## Input for this task
* * * * * * * * *
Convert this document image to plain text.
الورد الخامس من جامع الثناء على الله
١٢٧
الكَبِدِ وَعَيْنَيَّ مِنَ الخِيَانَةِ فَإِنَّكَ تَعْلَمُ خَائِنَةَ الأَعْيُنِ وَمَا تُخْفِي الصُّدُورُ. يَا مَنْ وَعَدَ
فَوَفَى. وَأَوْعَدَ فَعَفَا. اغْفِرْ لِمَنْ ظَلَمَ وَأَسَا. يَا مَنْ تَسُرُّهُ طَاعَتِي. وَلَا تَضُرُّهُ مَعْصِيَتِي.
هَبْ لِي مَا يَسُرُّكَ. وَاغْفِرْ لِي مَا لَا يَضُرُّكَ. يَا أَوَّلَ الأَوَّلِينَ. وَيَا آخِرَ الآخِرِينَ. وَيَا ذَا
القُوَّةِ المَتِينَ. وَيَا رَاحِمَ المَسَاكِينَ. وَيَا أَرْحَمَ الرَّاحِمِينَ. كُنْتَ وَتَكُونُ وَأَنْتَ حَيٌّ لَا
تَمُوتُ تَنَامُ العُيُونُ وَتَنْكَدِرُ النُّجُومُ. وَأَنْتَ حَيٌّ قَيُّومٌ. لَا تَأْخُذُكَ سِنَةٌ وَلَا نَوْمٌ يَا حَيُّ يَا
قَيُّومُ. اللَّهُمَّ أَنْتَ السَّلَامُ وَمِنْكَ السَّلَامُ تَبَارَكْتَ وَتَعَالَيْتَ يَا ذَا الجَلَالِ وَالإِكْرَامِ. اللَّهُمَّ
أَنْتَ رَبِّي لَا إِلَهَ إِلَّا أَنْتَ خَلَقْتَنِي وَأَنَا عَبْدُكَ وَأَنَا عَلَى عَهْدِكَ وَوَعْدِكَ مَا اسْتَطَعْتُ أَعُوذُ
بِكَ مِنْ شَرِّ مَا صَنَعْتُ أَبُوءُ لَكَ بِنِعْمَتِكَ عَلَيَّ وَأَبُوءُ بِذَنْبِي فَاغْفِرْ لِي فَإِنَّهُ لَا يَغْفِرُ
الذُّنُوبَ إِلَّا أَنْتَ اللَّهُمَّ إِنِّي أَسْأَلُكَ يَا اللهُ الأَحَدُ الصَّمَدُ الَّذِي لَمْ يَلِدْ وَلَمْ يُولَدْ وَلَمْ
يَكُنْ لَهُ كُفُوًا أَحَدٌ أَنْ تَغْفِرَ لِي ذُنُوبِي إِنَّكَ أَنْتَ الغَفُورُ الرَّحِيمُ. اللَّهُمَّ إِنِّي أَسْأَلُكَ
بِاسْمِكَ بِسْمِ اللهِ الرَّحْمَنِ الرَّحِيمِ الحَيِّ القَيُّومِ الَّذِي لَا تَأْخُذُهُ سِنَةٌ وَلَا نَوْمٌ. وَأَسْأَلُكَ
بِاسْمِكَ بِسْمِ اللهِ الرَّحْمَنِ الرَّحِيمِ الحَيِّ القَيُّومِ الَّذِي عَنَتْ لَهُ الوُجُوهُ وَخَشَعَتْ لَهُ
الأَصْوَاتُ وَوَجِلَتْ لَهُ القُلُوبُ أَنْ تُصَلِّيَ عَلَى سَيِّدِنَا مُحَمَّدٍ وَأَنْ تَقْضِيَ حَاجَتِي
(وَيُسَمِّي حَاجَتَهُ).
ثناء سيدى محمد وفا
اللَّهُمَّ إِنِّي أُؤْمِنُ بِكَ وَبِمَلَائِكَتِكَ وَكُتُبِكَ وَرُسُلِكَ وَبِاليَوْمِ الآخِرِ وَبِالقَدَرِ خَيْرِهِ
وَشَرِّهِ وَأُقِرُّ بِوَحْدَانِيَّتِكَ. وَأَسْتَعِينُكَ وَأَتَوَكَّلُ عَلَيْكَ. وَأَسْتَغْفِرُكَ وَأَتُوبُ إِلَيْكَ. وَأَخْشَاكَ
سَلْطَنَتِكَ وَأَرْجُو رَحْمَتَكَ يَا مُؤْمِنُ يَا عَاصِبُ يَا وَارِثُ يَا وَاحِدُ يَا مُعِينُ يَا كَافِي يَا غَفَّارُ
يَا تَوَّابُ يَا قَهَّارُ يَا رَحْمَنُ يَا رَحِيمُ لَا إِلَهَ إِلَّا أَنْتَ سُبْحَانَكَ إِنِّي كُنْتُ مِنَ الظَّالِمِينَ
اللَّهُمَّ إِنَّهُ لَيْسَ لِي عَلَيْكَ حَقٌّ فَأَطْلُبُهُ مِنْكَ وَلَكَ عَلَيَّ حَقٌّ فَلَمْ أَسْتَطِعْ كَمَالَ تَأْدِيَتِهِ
* * * * * * * * *
Identify each line in the records above that contains the word "الآخ", and copy it out in full.

## Answer for the task
هَبْ لِي مَا يَسُرُّكَ. وَاغْفِرْ لِي مَا لَا يَضُرُّكَ. يَا أَوَّلَ الأَوَّلِينَ. وَيَا آخِرَ الآخِرِينَ. وَيَا ذَا
اللَّهُمَّ إِنِّي أُؤْمِنُ بِكَ وَبِمَلَائِكَتِكَ وَكُتُبِكَ وَرُسُلِكَ وَبِاليَوْمِ الآخِرِ وَبِالقَدَرِ خَيْرِهِ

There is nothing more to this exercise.